Aim of the exercise -
List every symbol that the text on concrete drying shrinkage defines, along with what each one stands for.

Start of Page text

In this article, we propose a theoretical approach based on the mechanics of porous media that can be used to determine, simply and rigorously (some decoupling assumptions are proposed and defended), the expression for the drying shrinkage of a concrete element subjected to drying. We show that the expression for this drying shrinkage reveals a double nonlinearity with respect to relative humidity, in the form φ1ln(h), where φ1 is the porosity occupied by the liquid phase and h is the relative humidity.

In light of this model, we analyze the two hypotheses, both classical and yet different, that, as an initial approximation, treat drying shrinkage as being proportional to the change of relative humidity, Δh, or to the change of water content, ΔC, in the material.

We then establish, within a general framework, the well-known scale effect on the water content versus the size of a test specimen of any shape (i.e. not just cylindrical or spherical). From this result, we can identify the scale effects that follow—both on the weight loss and on the drying shrinkage and drying-related stresses. We show that the expressions proposed to account for these scale effects remain valid for different constitutive laws of concrete, provided that time is a factor only through the diffusion of water in the concrete. This therefore rules out,de facto, all laws of the viscoelastic, viscoplastic types etc., where time appears as such in the expression of the law of mechanical behaviour.

End of Page text
Start of Given data

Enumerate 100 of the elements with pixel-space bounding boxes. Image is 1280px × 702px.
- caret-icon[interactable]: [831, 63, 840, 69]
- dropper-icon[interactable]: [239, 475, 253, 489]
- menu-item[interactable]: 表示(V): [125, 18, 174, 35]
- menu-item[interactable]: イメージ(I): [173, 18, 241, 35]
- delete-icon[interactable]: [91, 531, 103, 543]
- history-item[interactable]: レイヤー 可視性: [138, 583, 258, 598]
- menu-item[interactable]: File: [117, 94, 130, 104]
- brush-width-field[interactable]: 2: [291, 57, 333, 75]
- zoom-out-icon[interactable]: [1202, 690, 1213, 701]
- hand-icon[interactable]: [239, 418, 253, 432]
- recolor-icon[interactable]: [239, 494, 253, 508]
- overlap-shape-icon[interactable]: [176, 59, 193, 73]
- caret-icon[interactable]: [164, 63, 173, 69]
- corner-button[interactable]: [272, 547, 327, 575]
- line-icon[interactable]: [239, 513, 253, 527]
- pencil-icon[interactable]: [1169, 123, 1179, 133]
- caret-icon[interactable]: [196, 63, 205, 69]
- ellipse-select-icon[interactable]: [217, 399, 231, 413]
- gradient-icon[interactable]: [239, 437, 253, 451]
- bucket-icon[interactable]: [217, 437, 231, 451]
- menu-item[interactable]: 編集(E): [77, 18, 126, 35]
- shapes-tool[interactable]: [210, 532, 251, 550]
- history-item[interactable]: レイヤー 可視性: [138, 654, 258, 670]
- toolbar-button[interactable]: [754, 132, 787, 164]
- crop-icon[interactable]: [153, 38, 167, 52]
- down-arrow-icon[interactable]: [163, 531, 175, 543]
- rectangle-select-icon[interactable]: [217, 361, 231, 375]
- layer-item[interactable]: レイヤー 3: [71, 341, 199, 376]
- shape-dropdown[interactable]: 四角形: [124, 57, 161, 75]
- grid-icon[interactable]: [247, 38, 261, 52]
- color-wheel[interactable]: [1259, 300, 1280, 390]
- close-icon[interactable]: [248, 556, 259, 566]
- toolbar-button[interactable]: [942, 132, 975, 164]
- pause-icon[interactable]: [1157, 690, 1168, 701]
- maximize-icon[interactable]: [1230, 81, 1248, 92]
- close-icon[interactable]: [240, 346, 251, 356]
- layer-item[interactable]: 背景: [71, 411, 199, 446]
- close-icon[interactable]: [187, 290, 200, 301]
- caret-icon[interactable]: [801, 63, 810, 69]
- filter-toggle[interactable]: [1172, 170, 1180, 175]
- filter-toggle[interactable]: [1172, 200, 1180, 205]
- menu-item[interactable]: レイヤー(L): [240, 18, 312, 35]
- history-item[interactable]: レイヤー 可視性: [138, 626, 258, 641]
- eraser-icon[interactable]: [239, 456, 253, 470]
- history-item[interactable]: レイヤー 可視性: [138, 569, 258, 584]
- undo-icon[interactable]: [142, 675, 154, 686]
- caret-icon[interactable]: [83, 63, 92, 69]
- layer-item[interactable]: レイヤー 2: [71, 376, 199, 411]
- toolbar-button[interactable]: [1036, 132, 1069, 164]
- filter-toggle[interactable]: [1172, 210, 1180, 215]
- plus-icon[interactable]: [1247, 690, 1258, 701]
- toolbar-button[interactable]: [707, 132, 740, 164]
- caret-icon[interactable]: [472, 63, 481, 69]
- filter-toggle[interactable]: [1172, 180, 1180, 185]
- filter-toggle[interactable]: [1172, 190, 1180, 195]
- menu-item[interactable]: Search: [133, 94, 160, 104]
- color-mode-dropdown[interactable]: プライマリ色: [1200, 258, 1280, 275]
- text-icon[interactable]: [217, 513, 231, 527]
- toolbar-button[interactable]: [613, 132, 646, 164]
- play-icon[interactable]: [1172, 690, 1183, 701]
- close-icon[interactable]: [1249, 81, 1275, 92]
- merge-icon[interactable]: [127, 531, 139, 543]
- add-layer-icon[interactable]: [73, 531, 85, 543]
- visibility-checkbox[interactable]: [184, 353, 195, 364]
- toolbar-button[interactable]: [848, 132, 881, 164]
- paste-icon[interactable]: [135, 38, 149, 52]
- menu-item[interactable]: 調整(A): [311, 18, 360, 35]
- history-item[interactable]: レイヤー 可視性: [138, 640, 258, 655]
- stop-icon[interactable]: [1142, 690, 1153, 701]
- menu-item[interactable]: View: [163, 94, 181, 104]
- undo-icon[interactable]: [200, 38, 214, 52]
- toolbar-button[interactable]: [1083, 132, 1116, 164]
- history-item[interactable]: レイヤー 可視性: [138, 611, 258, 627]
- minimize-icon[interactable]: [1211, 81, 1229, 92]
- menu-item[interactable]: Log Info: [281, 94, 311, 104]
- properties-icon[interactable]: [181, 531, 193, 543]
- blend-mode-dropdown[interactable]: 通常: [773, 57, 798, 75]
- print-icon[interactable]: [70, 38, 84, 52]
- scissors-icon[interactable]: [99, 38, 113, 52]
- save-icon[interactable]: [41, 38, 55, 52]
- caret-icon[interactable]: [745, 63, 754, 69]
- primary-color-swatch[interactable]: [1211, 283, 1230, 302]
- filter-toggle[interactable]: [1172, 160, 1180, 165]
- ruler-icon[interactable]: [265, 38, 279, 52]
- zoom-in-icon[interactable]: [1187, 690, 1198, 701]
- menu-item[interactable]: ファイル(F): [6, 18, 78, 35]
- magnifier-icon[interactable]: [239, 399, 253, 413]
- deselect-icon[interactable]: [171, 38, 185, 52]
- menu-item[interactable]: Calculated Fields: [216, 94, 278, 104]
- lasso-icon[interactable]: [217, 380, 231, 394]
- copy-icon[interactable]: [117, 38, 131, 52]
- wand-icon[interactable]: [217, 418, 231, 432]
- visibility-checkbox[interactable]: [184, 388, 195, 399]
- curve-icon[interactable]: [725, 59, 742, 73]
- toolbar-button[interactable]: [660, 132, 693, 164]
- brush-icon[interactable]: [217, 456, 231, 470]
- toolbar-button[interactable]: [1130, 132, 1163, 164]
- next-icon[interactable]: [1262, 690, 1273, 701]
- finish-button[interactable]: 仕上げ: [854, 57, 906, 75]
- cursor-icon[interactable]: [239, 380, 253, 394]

End of Given data

Finished task -
- φ1: the porosity occupied by the liquid phase
- h: the relative humidity
- Δh: the change of relative humidity
- ΔC: the change of water content in the material